- _WORK REQUIRED_
Write down each entry again, exactly as it reads.

Records from a collection
>> start

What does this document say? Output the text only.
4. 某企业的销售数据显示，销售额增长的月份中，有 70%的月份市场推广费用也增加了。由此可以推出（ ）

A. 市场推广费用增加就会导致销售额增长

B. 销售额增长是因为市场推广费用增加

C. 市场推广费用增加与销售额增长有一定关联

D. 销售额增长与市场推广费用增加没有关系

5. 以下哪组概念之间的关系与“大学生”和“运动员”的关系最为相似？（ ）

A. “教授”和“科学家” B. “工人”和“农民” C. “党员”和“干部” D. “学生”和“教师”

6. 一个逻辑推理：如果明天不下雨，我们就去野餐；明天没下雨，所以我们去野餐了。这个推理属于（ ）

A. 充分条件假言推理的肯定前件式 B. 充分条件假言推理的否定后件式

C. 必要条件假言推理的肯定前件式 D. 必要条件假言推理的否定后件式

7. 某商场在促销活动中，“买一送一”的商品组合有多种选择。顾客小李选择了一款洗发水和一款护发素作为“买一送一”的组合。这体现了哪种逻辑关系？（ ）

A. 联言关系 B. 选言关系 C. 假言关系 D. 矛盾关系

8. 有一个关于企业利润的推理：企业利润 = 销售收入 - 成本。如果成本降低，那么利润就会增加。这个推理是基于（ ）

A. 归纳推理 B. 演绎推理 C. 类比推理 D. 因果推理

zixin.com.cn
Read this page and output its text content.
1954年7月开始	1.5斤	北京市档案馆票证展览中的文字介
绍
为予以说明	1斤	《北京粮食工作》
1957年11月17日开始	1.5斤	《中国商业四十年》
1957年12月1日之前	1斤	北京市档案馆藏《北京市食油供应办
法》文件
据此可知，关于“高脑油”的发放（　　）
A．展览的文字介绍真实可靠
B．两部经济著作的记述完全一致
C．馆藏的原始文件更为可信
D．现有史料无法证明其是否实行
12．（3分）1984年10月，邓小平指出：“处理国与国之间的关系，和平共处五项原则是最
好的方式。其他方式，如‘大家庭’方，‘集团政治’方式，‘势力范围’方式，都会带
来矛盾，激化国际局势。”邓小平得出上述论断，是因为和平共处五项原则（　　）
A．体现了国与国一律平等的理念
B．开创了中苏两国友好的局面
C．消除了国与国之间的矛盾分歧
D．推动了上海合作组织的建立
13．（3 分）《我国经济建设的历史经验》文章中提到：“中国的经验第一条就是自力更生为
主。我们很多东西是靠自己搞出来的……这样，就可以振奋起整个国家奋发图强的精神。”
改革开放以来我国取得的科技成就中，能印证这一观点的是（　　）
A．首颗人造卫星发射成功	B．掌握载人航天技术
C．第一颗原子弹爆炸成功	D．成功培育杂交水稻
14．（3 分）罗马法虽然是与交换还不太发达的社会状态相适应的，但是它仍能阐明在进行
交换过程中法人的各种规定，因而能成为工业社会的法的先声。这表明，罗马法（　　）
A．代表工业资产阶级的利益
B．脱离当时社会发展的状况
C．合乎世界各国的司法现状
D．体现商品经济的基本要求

>> end

- _OUTPUT OF THE EXERCISE_
What does this document say? Output the text only.
4. 某企业的销售数据显示，销售额增长的月份中，有 70%的月份市场推广费用也增加了。由此可以推出（ ）

A. 市场推广费用增加就会导致销售额增长

B. 销售额增长是因为市场推广费用增加

C. 市场推广费用增加与销售额增长有一定关联

D. 销售额增长与市场推广费用增加没有关系

5. 以下哪组概念之间的关系与“大学生”和“运动员”的关系最为相似？（ ）

A. “教授”和“科学家” B. “工人”和“农民” C. “党员”和“干部” D. “学生”和“教师”

6. 一个逻辑推理：如果明天不下雨，我们就去野餐；明天没下雨，所以我们去野餐了。这个推理属于（ ）

A. 充分条件假言推理的肯定前件式 B. 充分条件假言推理的否定后件式

C. 必要条件假言推理的肯定前件式 D. 必要条件假言推理的否定后件式

7. 某商场在促销活动中，“买一送一”的商品组合有多种选择。顾客小李选择了一款洗发水和一款护发素作为“买一送一”的组合。这体现了哪种逻辑关系？（ ）

A. 联言关系 B. 选言关系 C. 假言关系 D. 矛盾关系

8. 有一个关于企业利润的推理：企业利润 = 销售收入 - 成本。如果成本降低，那么利润就会增加。这个推理是基于（ ）

A. 归纳推理 B. 演绎推理 C. 类比推理 D. 因果推理

zixin.com.cn
Read this page and output its text content.
1954年7月开始	1.5斤	北京市档案馆票证展览中的文字介
绍
为予以说明	1斤	《北京粮食工作》
1957年11月17日开始	1.5斤	《中国商业四十年》
1957年12月1日之前	1斤	北京市档案馆藏《北京市食油供应办
法》文件
据此可知，关于“高脑油”的发放（　　）
A．展览的文字介绍真实可靠
B．两部经济著作的记述完全一致
C．馆藏的原始文件更为可信
D．现有史料无法证明其是否实行
12．（3分）1984年10月，邓小平指出：“处理国与国之间的关系，和平共处五项原则是最
好的方式。其他方式，如‘大家庭’方，‘集团政治’方式，‘势力范围’方式，都会带
来矛盾，激化国际局势。”邓小平得出上述论断，是因为和平共处五项原则（　　）
A．体现了国与国一律平等的理念
B．开创了中苏两国友好的局面
C．消除了国与国之间的矛盾分歧
D．推动了上海合作组织的建立
13．（3 分）《我国经济建设的历史经验》文章中提到：“中国的经验第一条就是自力更生为
主。我们很多东西是靠自己搞出来的……这样，就可以振奋起整个国家奋发图强的精神。”
改革开放以来我国取得的科技成就中，能印证这一观点的是（　　）
A．首颗人造卫星发射成功	B．掌握载人航天技术
C．第一颗原子弹爆炸成功	D．成功培育杂交水稻
14．（3 分）罗马法虽然是与交换还不太发达的社会状态相适应的，但是它仍能阐明在进行
交换过程中法人的各种规定，因而能成为工业社会的法的先声。这表明，罗马法（　　）
A．代表工业资产阶级的利益
B．脱离当时社会发展的状况
C．合乎世界各国的司法现状
D．体现商品经济的基本要求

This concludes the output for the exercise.